> [SHORT PROBLEM]:
Copy out every line in which the string "Scholtisplein" occurs.

— Begin RECORDED INFORMATION —

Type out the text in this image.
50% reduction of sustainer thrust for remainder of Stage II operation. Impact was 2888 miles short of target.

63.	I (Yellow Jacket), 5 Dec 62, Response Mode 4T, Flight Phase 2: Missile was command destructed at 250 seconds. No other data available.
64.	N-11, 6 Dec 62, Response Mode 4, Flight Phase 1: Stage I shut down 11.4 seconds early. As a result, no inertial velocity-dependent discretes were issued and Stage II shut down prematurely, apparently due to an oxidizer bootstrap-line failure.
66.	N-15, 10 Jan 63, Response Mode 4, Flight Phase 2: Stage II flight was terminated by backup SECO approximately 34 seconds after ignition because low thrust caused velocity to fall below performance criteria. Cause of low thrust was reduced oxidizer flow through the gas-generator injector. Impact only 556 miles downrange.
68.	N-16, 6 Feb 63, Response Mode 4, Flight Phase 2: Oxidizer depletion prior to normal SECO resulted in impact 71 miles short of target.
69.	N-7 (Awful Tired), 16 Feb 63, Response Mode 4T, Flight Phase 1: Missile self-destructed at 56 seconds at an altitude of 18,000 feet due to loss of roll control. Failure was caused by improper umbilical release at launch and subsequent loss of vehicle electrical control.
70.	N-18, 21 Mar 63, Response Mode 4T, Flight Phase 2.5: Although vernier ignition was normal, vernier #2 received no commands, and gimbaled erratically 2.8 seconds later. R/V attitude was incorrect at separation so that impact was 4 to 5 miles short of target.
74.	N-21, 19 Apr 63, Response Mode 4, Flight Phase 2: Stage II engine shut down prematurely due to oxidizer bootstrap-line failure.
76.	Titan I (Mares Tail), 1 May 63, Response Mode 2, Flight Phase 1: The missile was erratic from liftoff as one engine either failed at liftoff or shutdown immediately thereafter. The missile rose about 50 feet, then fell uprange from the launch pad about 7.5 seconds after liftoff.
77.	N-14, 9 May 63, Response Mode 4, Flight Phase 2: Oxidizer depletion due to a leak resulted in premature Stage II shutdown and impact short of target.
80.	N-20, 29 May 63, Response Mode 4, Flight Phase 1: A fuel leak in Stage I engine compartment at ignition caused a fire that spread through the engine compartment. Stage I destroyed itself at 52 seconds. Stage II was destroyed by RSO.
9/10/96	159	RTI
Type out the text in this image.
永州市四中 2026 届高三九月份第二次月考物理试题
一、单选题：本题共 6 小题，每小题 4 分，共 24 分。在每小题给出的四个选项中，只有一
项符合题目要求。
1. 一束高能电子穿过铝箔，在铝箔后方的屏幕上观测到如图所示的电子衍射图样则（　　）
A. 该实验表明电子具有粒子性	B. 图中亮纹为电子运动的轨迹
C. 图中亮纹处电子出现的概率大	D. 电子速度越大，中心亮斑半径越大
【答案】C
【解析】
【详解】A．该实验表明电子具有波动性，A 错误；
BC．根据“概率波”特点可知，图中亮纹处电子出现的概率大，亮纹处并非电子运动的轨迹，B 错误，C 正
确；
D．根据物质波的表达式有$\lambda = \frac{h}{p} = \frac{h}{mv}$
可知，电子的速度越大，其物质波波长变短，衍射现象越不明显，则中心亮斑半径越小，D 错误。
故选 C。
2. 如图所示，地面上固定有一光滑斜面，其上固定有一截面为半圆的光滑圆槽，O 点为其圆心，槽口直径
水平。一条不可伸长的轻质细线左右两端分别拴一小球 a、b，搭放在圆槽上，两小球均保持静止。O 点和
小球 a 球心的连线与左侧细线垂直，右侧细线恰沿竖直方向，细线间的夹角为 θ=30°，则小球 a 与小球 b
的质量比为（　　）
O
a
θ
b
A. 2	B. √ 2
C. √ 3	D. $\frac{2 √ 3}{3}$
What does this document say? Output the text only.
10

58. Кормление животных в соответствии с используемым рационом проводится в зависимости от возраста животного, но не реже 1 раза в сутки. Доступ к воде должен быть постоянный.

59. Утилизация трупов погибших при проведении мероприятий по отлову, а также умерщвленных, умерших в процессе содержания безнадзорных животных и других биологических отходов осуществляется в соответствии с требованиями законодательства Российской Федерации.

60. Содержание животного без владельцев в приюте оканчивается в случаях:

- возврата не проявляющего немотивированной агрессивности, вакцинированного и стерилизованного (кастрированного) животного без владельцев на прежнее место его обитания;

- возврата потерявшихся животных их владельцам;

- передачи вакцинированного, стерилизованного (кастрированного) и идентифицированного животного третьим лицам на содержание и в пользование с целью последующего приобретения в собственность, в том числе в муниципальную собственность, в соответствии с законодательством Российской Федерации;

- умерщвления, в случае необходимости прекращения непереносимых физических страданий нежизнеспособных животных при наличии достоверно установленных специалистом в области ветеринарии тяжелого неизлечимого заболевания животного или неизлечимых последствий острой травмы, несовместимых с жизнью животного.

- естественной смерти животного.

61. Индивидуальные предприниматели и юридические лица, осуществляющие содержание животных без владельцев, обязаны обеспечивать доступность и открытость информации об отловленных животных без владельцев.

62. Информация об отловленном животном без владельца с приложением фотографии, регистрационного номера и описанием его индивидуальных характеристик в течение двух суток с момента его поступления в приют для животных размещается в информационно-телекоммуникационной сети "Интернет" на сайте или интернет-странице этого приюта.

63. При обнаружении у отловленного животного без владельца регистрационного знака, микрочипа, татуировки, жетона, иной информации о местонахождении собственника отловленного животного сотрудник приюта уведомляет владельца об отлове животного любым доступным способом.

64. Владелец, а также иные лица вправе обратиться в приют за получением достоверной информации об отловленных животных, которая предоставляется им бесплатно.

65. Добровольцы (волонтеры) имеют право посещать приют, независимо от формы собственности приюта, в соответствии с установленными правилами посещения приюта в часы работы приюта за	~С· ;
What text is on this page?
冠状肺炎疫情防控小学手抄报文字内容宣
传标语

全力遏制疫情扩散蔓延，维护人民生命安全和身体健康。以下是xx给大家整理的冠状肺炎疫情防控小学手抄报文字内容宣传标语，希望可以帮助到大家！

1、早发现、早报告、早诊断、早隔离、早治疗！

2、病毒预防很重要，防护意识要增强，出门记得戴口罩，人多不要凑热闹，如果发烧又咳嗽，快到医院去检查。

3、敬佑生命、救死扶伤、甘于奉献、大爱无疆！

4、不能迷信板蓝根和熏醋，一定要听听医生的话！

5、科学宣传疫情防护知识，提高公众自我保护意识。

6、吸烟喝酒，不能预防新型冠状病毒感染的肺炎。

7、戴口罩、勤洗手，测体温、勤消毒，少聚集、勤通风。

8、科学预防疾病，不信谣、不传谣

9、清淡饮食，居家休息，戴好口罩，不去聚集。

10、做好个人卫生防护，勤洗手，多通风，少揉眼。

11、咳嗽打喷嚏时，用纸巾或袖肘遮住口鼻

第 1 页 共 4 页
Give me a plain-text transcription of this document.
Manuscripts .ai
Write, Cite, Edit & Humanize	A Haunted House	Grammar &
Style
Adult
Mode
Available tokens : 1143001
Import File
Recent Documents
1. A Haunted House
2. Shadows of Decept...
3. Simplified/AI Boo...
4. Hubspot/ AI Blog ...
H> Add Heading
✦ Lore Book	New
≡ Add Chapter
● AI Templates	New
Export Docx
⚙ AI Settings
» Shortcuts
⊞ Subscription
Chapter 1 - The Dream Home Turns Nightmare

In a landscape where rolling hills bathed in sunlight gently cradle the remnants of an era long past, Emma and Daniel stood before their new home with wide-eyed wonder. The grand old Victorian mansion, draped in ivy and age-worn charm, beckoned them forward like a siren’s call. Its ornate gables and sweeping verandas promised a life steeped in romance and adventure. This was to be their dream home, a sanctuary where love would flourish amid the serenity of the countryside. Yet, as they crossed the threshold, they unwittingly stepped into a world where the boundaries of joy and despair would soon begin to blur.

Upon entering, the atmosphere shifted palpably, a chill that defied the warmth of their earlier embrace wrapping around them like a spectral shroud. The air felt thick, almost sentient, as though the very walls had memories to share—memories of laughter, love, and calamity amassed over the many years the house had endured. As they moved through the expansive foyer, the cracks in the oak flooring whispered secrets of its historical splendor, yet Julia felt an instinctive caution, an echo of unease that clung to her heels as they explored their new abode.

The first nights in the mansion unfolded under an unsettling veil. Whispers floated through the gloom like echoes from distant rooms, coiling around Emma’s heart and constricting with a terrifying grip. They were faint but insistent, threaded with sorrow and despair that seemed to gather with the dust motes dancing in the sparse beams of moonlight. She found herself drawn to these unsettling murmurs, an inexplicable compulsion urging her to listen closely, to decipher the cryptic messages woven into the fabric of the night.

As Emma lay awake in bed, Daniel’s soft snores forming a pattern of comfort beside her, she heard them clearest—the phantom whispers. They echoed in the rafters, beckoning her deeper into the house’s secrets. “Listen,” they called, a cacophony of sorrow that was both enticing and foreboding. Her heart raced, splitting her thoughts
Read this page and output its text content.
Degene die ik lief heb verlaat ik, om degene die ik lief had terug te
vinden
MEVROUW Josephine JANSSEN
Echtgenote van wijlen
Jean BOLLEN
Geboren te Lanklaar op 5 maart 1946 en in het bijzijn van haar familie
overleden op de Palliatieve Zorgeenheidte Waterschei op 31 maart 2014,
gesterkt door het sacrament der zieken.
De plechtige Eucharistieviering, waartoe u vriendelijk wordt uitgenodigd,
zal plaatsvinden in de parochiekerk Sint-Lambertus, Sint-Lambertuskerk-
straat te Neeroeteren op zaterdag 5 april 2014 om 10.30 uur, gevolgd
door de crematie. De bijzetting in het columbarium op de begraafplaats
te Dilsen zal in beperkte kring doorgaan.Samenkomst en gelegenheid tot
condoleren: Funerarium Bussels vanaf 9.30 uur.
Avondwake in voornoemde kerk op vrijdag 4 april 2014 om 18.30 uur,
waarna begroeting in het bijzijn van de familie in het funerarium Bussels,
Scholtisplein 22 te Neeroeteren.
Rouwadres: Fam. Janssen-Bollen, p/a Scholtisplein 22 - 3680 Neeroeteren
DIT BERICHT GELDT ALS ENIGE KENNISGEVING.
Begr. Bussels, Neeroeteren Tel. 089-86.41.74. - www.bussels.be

— End RECORDED INFORMATION —

> [RESPONSE]:
Scholtisplein 22 te Neeroeteren.
Rouwadres: Fam. Janssen-Bollen, p/a Scholtisplein 22 - 3680 Neeroeteren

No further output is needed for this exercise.